WHAT THE EXERCISE ASKS: Render the following material again verbatim, leaving nothing out.

Dataset excerpts:
* begin *

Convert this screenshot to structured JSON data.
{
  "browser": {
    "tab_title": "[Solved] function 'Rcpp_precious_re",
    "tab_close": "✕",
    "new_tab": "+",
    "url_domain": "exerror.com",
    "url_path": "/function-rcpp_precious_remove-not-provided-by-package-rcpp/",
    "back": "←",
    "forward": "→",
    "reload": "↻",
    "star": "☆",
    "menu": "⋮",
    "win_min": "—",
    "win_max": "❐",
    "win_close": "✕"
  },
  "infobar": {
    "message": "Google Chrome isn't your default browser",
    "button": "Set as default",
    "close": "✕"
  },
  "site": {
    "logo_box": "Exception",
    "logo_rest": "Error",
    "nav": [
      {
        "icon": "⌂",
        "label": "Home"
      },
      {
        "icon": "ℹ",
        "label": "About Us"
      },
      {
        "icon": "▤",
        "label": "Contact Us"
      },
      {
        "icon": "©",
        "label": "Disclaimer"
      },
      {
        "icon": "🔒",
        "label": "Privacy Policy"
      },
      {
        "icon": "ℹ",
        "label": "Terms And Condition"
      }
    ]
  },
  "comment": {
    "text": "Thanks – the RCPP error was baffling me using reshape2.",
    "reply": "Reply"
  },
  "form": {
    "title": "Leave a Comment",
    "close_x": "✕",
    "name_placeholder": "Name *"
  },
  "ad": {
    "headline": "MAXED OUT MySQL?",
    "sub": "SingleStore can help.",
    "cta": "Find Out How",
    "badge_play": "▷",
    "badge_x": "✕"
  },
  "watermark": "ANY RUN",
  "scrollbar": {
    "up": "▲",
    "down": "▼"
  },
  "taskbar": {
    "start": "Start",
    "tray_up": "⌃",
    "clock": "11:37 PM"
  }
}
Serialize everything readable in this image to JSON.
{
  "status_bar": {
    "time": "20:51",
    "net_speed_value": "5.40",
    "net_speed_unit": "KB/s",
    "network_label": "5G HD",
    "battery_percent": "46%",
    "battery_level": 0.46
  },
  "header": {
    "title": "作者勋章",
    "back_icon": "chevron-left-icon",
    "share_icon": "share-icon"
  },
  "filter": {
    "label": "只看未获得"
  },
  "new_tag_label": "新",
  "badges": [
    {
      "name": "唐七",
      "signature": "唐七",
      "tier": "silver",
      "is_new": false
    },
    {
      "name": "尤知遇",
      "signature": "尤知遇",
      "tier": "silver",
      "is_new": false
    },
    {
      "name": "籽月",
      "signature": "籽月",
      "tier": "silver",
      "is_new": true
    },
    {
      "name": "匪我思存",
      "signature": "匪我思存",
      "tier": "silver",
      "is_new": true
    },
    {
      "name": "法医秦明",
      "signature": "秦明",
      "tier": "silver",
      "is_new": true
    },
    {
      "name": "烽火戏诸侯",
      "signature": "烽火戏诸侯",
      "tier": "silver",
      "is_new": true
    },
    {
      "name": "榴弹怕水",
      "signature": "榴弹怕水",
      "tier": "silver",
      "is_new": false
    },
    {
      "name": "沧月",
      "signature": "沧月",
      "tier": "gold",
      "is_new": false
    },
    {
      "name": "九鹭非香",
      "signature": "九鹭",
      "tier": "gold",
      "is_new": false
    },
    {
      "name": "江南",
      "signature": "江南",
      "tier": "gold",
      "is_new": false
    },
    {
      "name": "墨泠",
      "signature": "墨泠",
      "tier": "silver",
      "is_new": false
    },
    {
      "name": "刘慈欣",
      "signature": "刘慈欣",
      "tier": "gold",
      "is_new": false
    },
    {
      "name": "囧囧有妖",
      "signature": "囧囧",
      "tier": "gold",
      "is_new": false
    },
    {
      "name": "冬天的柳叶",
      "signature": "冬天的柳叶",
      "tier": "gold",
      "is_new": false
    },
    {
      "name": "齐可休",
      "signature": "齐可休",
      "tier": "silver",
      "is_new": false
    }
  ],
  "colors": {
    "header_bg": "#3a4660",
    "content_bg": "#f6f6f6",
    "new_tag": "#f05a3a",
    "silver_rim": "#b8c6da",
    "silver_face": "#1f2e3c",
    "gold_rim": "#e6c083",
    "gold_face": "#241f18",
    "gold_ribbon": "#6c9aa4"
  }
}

* end *

ANSWER TO THIS PROBLEM:
Convert this screenshot to structured JSON data.
{
  "browser": {
    "tab_title": "[Solved] function 'Rcpp_precious_re",
    "tab_close": "✕",
    "new_tab": "+",
    "url_domain": "exerror.com",
    "url_path": "/function-rcpp_precious_remove-not-provided-by-package-rcpp/",
    "back": "←",
    "forward": "→",
    "reload": "↻",
    "star": "☆",
    "menu": "⋮",
    "win_min": "—",
    "win_max": "❐",
    "win_close": "✕"
  },
  "infobar": {
    "message": "Google Chrome isn't your default browser",
    "button": "Set as default",
    "close": "✕"
  },
  "site": {
    "logo_box": "Exception",
    "logo_rest": "Error",
    "nav": [
      {
        "icon": "⌂",
        "label": "Home"
      },
      {
        "icon": "ℹ",
        "label": "About Us"
      },
      {
        "icon": "▤",
        "label": "Contact Us"
      },
      {
        "icon": "©",
        "label": "Disclaimer"
      },
      {
        "icon": "🔒",
        "label": "Privacy Policy"
      },
      {
        "icon": "ℹ",
        "label": "Terms And Condition"
      }
    ]
  },
  "comment": {
    "text": "Thanks – the RCPP error was baffling me using reshape2.",
    "reply": "Reply"
  },
  "form": {
    "title": "Leave a Comment",
    "close_x": "✕",
    "name_placeholder": "Name *"
  },
  "ad": {
    "headline": "MAXED OUT MySQL?",
    "sub": "SingleStore can help.",
    "cta": "Find Out How",
    "badge_play": "▷",
    "badge_x": "✕"
  },
  "watermark": "ANY RUN",
  "scrollbar": {
    "up": "▲",
    "down": "▼"
  },
  "taskbar": {
    "start": "Start",
    "tray_up": "⌃",
    "clock": "11:37 PM"
  }
}
Serialize everything readable in this image to JSON.
{
  "status_bar": {
    "time": "20:51",
    "net_speed_value": "5.40",
    "net_speed_unit": "KB/s",
    "network_label": "5G HD",
    "battery_percent": "46%",
    "battery_level": 0.46
  },
  "header": {
    "title": "作者勋章",
    "back_icon": "chevron-left-icon",
    "share_icon": "share-icon"
  },
  "filter": {
    "label": "只看未获得"
  },
  "new_tag_label": "新",
  "badges": [
    {
      "name": "唐七",
      "signature": "唐七",
      "tier": "silver",
      "is_new": false
    },
    {
      "name": "尤知遇",
      "signature": "尤知遇",
      "tier": "silver",
      "is_new": false
    },
    {
      "name": "籽月",
      "signature": "籽月",
      "tier": "silver",
      "is_new": true
    },
    {
      "name": "匪我思存",
      "signature": "匪我思存",
      "tier": "silver",
      "is_new": true
    },
    {
      "name": "法医秦明",
      "signature": "秦明",
      "tier": "silver",
      "is_new": true
    },
    {
      "name": "烽火戏诸侯",
      "signature": "烽火戏诸侯",
      "tier": "silver",
      "is_new": true
    },
    {
      "name": "榴弹怕水",
      "signature": "榴弹怕水",
      "tier": "silver",
      "is_new": false
    },
    {
      "name": "沧月",
      "signature": "沧月",
      "tier": "gold",
      "is_new": false
    },
    {
      "name": "九鹭非香",
      "signature": "九鹭",
      "tier": "gold",
      "is_new": false
    },
    {
      "name": "江南",
      "signature": "江南",
      "tier": "gold",
      "is_new": false
    },
    {
      "name": "墨泠",
      "signature": "墨泠",
      "tier": "silver",
      "is_new": false
    },
    {
      "name": "刘慈欣",
      "signature": "刘慈欣",
      "tier": "gold",
      "is_new": false
    },
    {
      "name": "囧囧有妖",
      "signature": "囧囧",
      "tier": "gold",
      "is_new": false
    },
    {
      "name": "冬天的柳叶",
      "signature": "冬天的柳叶",
      "tier": "gold",
      "is_new": false
    },
    {
      "name": "齐可休",
      "signature": "齐可休",
      "tier": "silver",
      "is_new": false
    }
  ],
  "colors": {
    "header_bg": "#3a4660",
    "content_bg": "#f6f6f6",
    "new_tag": "#f05a3a",
    "silver_rim": "#b8c6da",
    "silver_face": "#1f2e3c",
    "gold_rim": "#e6c083",
    "gold_face": "#241f18",
    "gold_ribbon": "#6c9aa4"
  }
}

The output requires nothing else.